PROVIDED DATA:
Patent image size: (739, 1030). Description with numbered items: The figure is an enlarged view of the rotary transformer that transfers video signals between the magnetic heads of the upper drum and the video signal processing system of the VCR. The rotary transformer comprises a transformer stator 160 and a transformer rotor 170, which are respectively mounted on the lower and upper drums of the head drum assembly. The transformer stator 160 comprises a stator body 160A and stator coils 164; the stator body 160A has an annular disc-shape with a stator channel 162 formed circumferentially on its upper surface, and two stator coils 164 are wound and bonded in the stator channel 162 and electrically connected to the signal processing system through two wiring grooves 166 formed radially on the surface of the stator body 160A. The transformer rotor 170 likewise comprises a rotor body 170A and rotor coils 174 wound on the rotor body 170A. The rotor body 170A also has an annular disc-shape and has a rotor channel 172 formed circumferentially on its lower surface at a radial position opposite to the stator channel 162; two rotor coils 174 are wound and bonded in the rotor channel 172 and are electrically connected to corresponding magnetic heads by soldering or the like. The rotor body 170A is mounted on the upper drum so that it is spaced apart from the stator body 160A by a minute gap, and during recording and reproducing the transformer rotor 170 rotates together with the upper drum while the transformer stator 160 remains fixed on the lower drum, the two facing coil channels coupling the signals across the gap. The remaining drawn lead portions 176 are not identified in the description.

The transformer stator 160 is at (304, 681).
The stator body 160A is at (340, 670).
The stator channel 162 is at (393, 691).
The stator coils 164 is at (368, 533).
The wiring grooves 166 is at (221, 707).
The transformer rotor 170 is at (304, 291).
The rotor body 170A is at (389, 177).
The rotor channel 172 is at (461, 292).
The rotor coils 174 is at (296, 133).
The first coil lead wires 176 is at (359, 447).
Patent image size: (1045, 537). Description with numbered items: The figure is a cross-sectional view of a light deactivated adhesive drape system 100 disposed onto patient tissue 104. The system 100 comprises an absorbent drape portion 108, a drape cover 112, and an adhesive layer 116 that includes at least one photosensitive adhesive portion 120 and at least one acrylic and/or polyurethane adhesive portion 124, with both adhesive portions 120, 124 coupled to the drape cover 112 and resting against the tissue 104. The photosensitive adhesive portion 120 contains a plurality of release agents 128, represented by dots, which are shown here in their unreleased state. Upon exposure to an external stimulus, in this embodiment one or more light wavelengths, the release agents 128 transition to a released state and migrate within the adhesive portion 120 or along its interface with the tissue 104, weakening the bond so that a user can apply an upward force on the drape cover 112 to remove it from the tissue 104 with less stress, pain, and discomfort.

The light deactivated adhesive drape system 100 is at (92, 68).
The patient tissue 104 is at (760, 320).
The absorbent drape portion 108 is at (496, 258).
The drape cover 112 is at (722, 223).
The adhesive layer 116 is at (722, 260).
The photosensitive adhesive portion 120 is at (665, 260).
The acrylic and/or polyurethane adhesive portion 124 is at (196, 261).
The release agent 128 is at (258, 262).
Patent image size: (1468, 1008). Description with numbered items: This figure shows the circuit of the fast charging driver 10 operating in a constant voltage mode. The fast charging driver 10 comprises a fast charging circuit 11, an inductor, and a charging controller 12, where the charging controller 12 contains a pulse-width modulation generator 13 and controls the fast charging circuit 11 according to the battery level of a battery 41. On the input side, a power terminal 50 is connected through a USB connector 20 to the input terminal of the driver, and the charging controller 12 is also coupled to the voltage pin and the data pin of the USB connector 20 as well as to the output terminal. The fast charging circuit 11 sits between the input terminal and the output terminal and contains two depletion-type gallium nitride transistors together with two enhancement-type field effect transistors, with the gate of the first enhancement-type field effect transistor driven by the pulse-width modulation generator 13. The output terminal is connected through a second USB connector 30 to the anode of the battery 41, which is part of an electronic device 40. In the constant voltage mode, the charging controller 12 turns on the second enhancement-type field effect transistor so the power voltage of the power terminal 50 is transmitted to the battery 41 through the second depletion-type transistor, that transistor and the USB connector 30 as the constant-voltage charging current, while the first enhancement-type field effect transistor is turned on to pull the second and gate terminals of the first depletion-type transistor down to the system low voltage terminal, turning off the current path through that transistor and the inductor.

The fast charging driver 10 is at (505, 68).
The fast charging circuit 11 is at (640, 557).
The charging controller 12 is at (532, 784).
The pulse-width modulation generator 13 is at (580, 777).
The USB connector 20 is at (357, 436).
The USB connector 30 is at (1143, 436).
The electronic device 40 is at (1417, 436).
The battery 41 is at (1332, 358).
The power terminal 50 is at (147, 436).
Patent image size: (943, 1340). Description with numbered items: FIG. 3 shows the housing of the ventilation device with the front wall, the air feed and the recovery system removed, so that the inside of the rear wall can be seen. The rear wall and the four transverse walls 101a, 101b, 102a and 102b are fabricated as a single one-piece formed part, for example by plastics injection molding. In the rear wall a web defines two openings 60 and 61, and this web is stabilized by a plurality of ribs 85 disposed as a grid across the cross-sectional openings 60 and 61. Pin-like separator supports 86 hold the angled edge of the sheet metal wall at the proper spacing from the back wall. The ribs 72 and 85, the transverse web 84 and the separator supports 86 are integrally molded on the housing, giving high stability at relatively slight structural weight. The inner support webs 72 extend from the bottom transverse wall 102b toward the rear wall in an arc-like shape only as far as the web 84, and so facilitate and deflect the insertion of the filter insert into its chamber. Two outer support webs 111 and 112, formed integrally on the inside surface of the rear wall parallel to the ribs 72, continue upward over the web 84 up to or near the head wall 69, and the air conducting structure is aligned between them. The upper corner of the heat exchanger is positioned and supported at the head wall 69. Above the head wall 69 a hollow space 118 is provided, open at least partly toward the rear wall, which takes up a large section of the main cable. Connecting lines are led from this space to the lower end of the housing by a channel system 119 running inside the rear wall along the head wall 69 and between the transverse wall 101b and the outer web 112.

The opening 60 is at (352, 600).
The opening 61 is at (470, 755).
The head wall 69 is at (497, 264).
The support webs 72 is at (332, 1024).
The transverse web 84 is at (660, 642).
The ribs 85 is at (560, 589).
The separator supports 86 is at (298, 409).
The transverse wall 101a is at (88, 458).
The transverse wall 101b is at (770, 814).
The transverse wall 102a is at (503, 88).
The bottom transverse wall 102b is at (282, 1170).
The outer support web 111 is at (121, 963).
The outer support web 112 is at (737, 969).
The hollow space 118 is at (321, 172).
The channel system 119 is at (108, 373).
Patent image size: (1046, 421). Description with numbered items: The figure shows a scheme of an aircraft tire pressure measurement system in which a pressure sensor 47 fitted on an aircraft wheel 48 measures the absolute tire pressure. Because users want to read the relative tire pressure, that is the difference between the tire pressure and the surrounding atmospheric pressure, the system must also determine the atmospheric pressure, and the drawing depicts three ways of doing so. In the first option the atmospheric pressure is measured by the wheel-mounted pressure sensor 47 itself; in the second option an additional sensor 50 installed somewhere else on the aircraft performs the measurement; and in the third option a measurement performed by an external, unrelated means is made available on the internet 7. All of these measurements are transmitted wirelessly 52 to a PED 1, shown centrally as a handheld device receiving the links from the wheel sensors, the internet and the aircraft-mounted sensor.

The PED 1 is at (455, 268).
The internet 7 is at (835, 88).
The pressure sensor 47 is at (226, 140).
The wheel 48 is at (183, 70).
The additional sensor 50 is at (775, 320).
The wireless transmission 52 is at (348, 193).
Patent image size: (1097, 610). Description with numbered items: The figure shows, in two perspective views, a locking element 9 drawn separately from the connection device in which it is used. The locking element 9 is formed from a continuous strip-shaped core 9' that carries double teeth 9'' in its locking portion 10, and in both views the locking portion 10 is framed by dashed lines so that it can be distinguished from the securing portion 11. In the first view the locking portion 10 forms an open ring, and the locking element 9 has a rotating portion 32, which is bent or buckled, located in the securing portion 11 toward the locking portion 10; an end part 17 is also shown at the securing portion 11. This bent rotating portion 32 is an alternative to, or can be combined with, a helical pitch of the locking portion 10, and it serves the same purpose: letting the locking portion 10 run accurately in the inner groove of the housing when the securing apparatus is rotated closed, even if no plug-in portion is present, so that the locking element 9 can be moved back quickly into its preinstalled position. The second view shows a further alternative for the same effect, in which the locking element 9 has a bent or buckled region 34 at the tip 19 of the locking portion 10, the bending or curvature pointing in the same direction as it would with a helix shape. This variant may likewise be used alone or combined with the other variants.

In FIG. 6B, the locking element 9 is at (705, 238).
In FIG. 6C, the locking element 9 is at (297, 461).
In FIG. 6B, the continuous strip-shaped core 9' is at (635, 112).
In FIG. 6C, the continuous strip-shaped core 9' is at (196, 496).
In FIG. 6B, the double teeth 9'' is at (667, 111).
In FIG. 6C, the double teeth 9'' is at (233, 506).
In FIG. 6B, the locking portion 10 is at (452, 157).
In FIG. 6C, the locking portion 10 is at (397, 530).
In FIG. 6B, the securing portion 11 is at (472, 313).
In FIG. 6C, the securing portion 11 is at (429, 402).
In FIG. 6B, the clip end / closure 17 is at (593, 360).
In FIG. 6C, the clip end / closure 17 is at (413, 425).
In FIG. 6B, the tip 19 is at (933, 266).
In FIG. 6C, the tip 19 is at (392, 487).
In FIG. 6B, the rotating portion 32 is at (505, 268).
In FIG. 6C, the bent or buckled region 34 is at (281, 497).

WHAT THE EXERCISE ASKS:
Copy the records word for word, beginning at the line that contains "Patent image size: (1045, 537)." and stopping after the line that contains "The light deactivated".

EXPECTED ANSWER:
Patent image size: (1045, 537). Description with numbered items: The figure is a cross-sectional view of a light deactivated adhesive drape system 100 disposed onto patient tissue 104. The system 100 comprises an absorbent drape portion 108, a drape cover 112, and an adhesive layer 116 that includes at least one photosensitive adhesive portion 120 and at least one acrylic and/or polyurethane adhesive portion 124, with both adhesive portions 120, 124 coupled to the drape cover 112 and resting against the tissue 104. The photosensitive adhesive portion 120 contains a plurality of release agents 128, represented by dots, which are shown here in their unreleased state. Upon exposure to an external stimulus, in this embodiment one or more light wavelengths, the release agents 128 transition to a released state and migrate within the adhesive portion 120 or along its interface with the tissue 104, weakening the bond so that a user can apply an upward force on the drape cover 112 to remove it from the tissue 104 with less stress, pain, and discomfort.

The light deactivated adhesive drape system 100 is at (92, 68).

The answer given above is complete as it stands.